__Task brief__
Transcribe every entry word for word. Skip the pictures.

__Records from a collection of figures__
»»

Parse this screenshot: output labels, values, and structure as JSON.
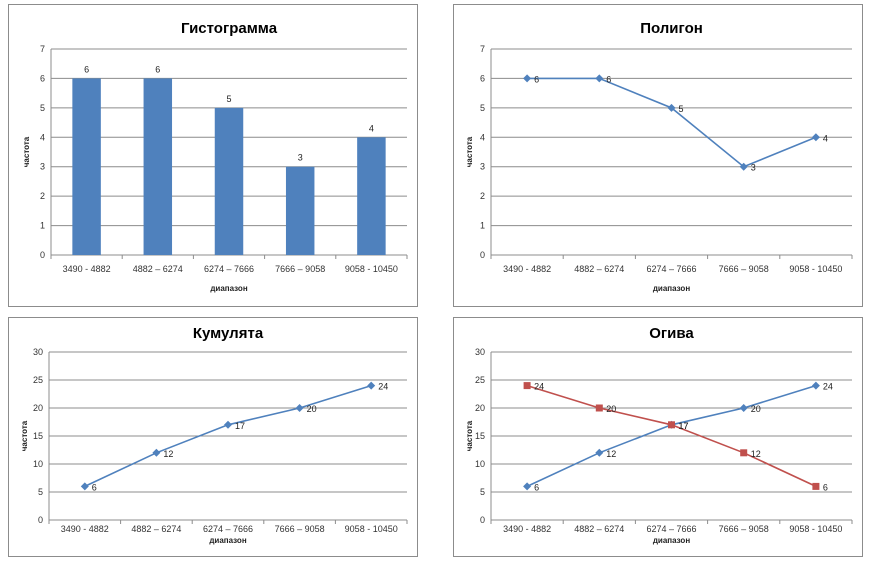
{
  "chart_data": [
    {
      "type": "bar",
      "title": "Гистограмма",
      "xlabel": "диапазон",
      "ylabel": "частота",
      "categories": [
        "3490 - 4882",
        "4882 – 6274",
        "6274 – 7666",
        "7666 – 9058",
        "9058 - 10450"
      ],
      "series": [
        {
          "values": [
            6,
            6,
            5,
            3,
            4
          ],
          "color": "#4f81bd"
        }
      ],
      "ylim": [
        0,
        7
      ],
      "yticks": [
        0,
        1,
        2,
        3,
        4,
        5,
        6,
        7
      ],
      "grid": true,
      "data_labels": true
    },
    {
      "type": "line",
      "title": "Полигон",
      "xlabel": "диапазон",
      "ylabel": "частота",
      "categories": [
        "3490 - 4882",
        "4882 – 6274",
        "6274 – 7666",
        "7666 – 9058",
        "9058 - 10450"
      ],
      "series": [
        {
          "values": [
            6,
            6,
            5,
            3,
            4
          ],
          "color": "#4f81bd",
          "marker": "diamond"
        }
      ],
      "ylim": [
        0,
        7
      ],
      "yticks": [
        0,
        1,
        2,
        3,
        4,
        5,
        6,
        7
      ],
      "grid": true,
      "data_labels": true
    },
    {
      "type": "line",
      "title": "Кумулята",
      "xlabel": "диапазон",
      "ylabel": "частота",
      "categories": [
        "3490 - 4882",
        "4882 – 6274",
        "6274 – 7666",
        "7666 – 9058",
        "9058 - 10450"
      ],
      "series": [
        {
          "values": [
            6,
            12,
            17,
            20,
            24
          ],
          "color": "#4f81bd",
          "marker": "diamond"
        }
      ],
      "ylim": [
        0,
        30
      ],
      "yticks": [
        0,
        5,
        10,
        15,
        20,
        25,
        30
      ],
      "grid": true,
      "data_labels": true
    },
    {
      "type": "line",
      "title": "Огива",
      "xlabel": "диапазон",
      "ylabel": "частота",
      "categories": [
        "3490 - 4882",
        "4882 – 6274",
        "6274 – 7666",
        "7666 – 9058",
        "9058 - 10450"
      ],
      "series": [
        {
          "values": [
            6,
            12,
            17,
            20,
            24
          ],
          "color": "#4f81bd",
          "marker": "diamond"
        },
        {
          "values": [
            24,
            20,
            17,
            12,
            6
          ],
          "color": "#c0504d",
          "marker": "square"
        }
      ],
      "ylim": [
        0,
        30
      ],
      "yticks": [
        0,
        5,
        10,
        15,
        20,
        25,
        30
      ],
      "grid": true,
      "data_labels": true
    }
  ]
}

««

__Task response__
Parse this screenshot: output labels, values, and structure as JSON.
{
  "chart_data": [
    {
      "type": "bar",
      "title": "Гистограмма",
      "xlabel": "диапазон",
      "ylabel": "частота",
      "categories": [
        "3490 - 4882",
        "4882 – 6274",
        "6274 – 7666",
        "7666 – 9058",
        "9058 - 10450"
      ],
      "series": [
        {
          "values": [
            6,
            6,
            5,
            3,
            4
          ],
          "color": "#4f81bd"
        }
      ],
      "ylim": [
        0,
        7
      ],
      "yticks": [
        0,
        1,
        2,
        3,
        4,
        5,
        6,
        7
      ],
      "grid": true,
      "data_labels": true
    },
    {
      "type": "line",
      "title": "Полигон",
      "xlabel": "диапазон",
      "ylabel": "частота",
      "categories": [
        "3490 - 4882",
        "4882 – 6274",
        "6274 – 7666",
        "7666 – 9058",
        "9058 - 10450"
      ],
      "series": [
        {
          "values": [
            6,
            6,
            5,
            3,
            4
          ],
          "color": "#4f81bd",
          "marker": "diamond"
        }
      ],
      "ylim": [
        0,
        7
      ],
      "yticks": [
        0,
        1,
        2,
        3,
        4,
        5,
        6,
        7
      ],
      "grid": true,
      "data_labels": true
    },
    {
      "type": "line",
      "title": "Кумулята",
      "xlabel": "диапазон",
      "ylabel": "частота",
      "categories": [
        "3490 - 4882",
        "4882 – 6274",
        "6274 – 7666",
        "7666 – 9058",
        "9058 - 10450"
      ],
      "series": [
        {
          "values": [
            6,
            12,
            17,
            20,
            24
          ],
          "color": "#4f81bd",
          "marker": "diamond"
        }
      ],
      "ylim": [
        0,
        30
      ],
      "yticks": [
        0,
        5,
        10,
        15,
        20,
        25,
        30
      ],
      "grid": true,
      "data_labels": true
    },
    {
      "type": "line",
      "title": "Огива",
      "xlabel": "диапазон",
      "ylabel": "частота",
      "categories": [
        "3490 - 4882",
        "4882 – 6274",
        "6274 – 7666",
        "7666 – 9058",
        "9058 - 10450"
      ],
      "series": [
        {
          "values": [
            6,
            12,
            17,
            20,
            24
          ],
          "color": "#4f81bd",
          "marker": "diamond"
        },
        {
          "values": [
            24,
            20,
            17,
            12,
            6
          ],
          "color": "#c0504d",
          "marker": "square"
        }
      ],
      "ylim": [
        0,
        30
      ],
      "yticks": [
        0,
        5,
        10,
        15,
        20,
        25,
        30
      ],
      "grid": true,
      "data_labels": true
    }
  ]
}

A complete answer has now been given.